### Given problem:
Keep the pictures out of the copy and print all the entries below exactly.

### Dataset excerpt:
- - -
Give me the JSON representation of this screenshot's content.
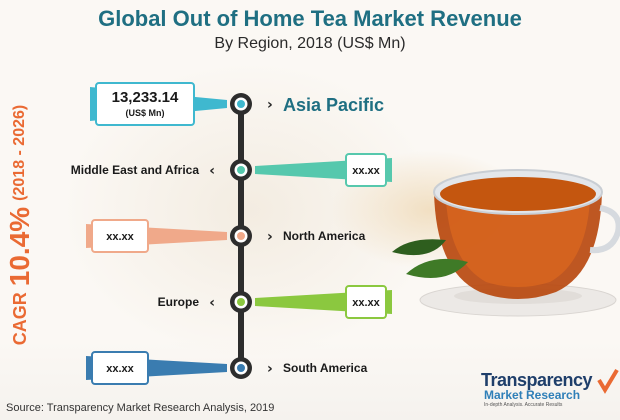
{
  "title": "Global Out of Home Tea Market Revenue",
  "subtitle": "By Region, 2018 (US$ Mn)",
  "cagr": {
    "prefix": "CAGR",
    "value": "10.4%",
    "period": "(2018 - 2026)"
  },
  "source": "Source: Transparency Market Research Analysis, 2019",
  "logo": {
    "name": "Transparency",
    "sub": "Market Research",
    "tagline": "In-depth Analysis. Accurate Results"
  },
  "colors": {
    "title": "#1f6f82",
    "cagr": "#ea6a33",
    "spine": "#2d2d2d"
  },
  "chart_data": {
    "type": "table",
    "title": "Global Out of Home Tea Market Revenue",
    "subtitle": "By Region, 2018 (US$ Mn)",
    "unit": "(US$ Mn)",
    "regions": [
      {
        "name": "Asia Pacific",
        "value": "13,233.14",
        "side": "left",
        "color": "#3fb8cf"
      },
      {
        "name": "Middle East and Africa",
        "value": "xx.xx",
        "side": "right",
        "color": "#56c8ad"
      },
      {
        "name": "North America",
        "value": "xx.xx",
        "side": "left",
        "color": "#f0a98a"
      },
      {
        "name": "Europe",
        "value": "xx.xx",
        "side": "right",
        "color": "#8bc83f"
      },
      {
        "name": "South America",
        "value": "xx.xx",
        "side": "left",
        "color": "#3a7cb0"
      }
    ]
  }
}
- - -
### Output for this task:
Give me the JSON representation of this screenshot's content.
{
  "title": "Global Out of Home Tea Market Revenue",
  "subtitle": "By Region, 2018 (US$ Mn)",
  "cagr": {
    "prefix": "CAGR",
    "value": "10.4%",
    "period": "(2018 - 2026)"
  },
  "source": "Source: Transparency Market Research Analysis, 2019",
  "logo": {
    "name": "Transparency",
    "sub": "Market Research",
    "tagline": "In-depth Analysis. Accurate Results"
  },
  "colors": {
    "title": "#1f6f82",
    "cagr": "#ea6a33",
    "spine": "#2d2d2d"
  },
  "chart_data": {
    "type": "table",
    "title": "Global Out of Home Tea Market Revenue",
    "subtitle": "By Region, 2018 (US$ Mn)",
    "unit": "(US$ Mn)",
    "regions": [
      {
        "name": "Asia Pacific",
        "value": "13,233.14",
        "side": "left",
        "color": "#3fb8cf"
      },
      {
        "name": "Middle East and Africa",
        "value": "xx.xx",
        "side": "right",
        "color": "#56c8ad"
      },
      {
        "name": "North America",
        "value": "xx.xx",
        "side": "left",
        "color": "#f0a98a"
      },
      {
        "name": "Europe",
        "value": "xx.xx",
        "side": "right",
        "color": "#8bc83f"
      },
      {
        "name": "South America",
        "value": "xx.xx",
        "side": "left",
        "color": "#3a7cb0"
      }
    ]
  }
}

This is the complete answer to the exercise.